Gather every line of the listing below that contains the word "almost".

┄┄┄┄┄┄┄┄┄┄

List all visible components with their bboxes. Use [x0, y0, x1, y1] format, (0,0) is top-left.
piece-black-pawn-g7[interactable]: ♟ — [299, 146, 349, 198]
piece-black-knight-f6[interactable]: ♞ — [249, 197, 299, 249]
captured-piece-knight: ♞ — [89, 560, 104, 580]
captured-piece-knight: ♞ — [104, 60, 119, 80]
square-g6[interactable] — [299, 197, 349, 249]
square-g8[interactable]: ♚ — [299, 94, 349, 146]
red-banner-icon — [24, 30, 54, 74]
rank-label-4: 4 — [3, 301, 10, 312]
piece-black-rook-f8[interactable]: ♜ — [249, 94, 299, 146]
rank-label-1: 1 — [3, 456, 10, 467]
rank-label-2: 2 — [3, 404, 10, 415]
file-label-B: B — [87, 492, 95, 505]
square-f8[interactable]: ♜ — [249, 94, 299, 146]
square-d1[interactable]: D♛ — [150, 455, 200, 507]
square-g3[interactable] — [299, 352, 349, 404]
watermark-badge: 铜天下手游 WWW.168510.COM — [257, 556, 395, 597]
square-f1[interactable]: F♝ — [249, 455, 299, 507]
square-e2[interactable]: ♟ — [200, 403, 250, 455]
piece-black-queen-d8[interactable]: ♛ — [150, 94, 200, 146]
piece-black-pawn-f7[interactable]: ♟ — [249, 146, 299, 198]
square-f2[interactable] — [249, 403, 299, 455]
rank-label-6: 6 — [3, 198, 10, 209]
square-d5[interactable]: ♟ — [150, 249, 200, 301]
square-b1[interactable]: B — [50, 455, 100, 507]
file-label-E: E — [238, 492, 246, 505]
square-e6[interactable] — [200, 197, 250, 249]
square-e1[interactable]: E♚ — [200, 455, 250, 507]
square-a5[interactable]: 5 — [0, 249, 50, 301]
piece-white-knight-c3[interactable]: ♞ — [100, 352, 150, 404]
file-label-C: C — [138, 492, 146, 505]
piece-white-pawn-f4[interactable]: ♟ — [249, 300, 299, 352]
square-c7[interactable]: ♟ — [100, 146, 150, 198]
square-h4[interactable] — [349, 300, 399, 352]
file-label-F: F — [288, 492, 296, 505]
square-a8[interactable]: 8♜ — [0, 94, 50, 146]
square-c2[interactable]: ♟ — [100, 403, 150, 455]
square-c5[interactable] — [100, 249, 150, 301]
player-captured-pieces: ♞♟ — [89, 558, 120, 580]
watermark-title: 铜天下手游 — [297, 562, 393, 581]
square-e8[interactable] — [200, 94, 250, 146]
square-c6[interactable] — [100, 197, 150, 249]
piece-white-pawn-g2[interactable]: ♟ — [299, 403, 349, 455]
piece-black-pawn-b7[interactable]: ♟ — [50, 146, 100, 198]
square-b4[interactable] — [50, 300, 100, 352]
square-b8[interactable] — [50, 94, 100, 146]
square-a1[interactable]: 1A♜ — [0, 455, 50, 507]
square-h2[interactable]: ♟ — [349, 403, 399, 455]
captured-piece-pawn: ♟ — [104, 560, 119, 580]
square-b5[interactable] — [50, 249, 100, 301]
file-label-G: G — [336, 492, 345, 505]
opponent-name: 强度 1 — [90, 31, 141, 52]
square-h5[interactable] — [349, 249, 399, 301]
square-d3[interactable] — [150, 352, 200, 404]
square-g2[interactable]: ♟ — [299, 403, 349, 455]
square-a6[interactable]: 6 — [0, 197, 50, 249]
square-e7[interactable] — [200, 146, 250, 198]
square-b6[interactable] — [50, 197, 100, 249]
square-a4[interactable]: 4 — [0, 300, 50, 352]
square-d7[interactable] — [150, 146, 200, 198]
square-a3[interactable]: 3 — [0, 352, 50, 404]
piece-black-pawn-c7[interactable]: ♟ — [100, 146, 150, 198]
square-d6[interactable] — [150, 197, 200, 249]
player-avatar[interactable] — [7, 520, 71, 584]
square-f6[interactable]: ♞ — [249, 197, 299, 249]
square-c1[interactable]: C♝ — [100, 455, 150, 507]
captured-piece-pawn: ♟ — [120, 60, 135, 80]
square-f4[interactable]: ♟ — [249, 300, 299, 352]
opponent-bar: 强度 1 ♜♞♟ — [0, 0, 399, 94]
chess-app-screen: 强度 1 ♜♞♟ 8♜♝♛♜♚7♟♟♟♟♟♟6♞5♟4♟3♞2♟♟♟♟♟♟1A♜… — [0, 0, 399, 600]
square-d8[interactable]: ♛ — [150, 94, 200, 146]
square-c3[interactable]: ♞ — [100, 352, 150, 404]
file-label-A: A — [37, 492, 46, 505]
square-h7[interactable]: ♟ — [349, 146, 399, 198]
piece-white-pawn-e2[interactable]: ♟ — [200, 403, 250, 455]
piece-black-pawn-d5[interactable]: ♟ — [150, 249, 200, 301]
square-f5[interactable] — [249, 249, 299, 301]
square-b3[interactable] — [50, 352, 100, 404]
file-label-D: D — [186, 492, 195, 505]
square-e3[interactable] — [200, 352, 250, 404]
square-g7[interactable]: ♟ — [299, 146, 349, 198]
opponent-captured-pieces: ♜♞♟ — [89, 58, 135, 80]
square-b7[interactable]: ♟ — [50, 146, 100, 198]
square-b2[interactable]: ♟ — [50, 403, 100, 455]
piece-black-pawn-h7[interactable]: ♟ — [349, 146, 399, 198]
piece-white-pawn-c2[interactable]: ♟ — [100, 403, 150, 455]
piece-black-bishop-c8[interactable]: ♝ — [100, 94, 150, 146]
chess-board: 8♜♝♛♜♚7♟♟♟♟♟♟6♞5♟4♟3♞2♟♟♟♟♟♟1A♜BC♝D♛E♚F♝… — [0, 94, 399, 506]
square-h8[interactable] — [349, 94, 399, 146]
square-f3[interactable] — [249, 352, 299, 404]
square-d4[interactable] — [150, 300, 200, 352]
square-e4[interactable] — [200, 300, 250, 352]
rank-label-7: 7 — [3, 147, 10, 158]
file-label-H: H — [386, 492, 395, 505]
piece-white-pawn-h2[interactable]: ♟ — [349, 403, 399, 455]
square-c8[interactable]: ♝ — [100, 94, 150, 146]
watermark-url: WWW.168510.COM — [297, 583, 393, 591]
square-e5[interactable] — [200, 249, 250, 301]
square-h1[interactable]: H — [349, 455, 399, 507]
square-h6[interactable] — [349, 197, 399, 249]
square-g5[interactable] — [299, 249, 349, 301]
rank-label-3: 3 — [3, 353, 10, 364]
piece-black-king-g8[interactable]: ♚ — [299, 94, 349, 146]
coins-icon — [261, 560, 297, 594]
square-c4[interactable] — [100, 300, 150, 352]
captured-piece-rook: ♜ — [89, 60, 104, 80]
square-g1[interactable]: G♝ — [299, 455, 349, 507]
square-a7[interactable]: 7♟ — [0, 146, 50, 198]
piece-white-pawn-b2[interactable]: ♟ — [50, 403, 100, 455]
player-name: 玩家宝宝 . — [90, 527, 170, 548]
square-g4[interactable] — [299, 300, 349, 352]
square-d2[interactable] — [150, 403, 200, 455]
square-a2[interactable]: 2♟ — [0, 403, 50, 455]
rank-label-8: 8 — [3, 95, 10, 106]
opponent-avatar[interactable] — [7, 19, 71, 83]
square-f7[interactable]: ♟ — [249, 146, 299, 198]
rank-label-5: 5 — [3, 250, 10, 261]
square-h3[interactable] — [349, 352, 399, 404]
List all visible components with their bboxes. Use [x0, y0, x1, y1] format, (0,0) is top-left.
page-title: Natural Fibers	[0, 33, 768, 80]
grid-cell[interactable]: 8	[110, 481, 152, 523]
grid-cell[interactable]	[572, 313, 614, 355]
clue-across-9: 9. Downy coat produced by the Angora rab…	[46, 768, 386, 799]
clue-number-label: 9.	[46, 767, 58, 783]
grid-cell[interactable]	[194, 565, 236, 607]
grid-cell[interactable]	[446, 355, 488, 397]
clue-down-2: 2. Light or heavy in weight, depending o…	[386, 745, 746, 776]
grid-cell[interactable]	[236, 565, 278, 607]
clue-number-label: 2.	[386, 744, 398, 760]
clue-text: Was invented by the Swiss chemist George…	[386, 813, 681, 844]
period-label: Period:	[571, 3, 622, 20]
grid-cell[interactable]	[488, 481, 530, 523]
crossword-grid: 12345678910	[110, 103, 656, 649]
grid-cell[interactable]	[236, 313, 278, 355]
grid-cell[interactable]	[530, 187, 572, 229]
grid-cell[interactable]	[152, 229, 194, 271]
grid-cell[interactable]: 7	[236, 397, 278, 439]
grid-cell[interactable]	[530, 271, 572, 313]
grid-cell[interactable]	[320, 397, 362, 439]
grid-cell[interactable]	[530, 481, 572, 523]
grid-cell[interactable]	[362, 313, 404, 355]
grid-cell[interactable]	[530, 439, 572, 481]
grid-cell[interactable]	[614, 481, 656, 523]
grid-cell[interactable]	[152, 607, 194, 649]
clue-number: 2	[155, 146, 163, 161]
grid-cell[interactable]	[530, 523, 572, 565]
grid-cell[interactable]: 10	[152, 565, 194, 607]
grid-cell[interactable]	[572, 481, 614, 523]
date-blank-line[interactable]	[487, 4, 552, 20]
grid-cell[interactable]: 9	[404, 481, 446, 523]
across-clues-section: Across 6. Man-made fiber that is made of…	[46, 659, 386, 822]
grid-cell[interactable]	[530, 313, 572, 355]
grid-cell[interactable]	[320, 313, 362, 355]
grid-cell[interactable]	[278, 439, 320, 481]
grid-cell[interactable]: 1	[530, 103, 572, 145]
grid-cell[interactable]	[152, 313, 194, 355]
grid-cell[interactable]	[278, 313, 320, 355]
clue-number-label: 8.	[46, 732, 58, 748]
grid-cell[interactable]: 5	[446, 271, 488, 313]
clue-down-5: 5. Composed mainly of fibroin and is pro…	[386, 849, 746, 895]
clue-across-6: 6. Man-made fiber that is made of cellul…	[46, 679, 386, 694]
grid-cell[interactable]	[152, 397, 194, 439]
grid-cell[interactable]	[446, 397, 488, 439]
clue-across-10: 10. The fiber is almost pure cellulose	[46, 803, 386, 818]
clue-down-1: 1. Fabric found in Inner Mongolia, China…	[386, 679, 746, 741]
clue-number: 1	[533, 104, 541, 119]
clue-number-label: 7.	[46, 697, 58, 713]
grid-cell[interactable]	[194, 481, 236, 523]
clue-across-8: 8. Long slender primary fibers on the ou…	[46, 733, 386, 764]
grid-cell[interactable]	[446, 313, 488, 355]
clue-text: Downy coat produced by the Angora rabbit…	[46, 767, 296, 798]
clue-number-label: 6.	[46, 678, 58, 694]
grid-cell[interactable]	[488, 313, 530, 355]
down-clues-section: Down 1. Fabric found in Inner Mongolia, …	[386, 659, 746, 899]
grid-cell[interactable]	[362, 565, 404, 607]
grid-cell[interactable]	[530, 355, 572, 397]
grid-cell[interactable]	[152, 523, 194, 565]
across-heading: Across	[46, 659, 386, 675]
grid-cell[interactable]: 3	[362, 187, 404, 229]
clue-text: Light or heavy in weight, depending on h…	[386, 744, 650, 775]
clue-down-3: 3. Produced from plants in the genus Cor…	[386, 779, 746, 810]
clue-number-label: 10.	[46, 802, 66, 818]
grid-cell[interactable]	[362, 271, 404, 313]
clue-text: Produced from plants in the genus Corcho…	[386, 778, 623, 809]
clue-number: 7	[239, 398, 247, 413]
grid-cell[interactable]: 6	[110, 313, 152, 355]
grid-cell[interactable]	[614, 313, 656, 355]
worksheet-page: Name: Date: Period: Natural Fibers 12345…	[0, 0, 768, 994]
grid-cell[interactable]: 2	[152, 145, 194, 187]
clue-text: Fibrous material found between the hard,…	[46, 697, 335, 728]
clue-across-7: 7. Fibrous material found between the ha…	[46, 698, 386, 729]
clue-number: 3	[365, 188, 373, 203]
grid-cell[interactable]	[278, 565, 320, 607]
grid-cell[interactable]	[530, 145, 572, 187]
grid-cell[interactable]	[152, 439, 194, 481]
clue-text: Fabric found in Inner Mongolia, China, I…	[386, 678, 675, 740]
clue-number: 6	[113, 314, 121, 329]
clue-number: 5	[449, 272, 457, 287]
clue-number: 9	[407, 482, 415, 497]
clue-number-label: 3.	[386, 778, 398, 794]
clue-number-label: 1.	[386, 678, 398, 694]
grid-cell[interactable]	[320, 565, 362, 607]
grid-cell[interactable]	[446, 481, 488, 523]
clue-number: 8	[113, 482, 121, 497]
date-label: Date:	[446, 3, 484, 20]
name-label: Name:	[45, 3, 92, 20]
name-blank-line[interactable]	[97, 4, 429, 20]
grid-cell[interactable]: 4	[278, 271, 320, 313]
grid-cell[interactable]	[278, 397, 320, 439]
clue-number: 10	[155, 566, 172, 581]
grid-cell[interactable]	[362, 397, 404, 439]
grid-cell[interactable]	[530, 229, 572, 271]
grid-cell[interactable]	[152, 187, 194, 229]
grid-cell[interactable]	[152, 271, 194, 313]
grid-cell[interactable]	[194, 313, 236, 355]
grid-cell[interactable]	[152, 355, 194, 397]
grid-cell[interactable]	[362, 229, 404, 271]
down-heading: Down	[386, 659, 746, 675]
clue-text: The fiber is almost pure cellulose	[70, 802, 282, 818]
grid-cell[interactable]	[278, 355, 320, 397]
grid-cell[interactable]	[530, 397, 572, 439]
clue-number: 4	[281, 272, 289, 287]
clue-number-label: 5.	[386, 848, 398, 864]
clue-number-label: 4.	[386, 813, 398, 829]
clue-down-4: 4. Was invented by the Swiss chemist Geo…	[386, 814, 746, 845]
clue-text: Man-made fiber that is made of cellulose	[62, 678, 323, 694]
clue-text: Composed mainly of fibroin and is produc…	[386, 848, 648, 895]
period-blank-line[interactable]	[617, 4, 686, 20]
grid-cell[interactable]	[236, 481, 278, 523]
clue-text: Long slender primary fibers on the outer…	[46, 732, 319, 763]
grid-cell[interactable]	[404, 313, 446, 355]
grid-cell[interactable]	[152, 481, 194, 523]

┄┄┄┄┄┄┄┄┄┄

Output below:
clue-across-10: 10. The fiber is almost pure cellulose	[46, 803, 386, 818]
clue-text: The fiber is almost pure cellulose	[70, 802, 282, 818]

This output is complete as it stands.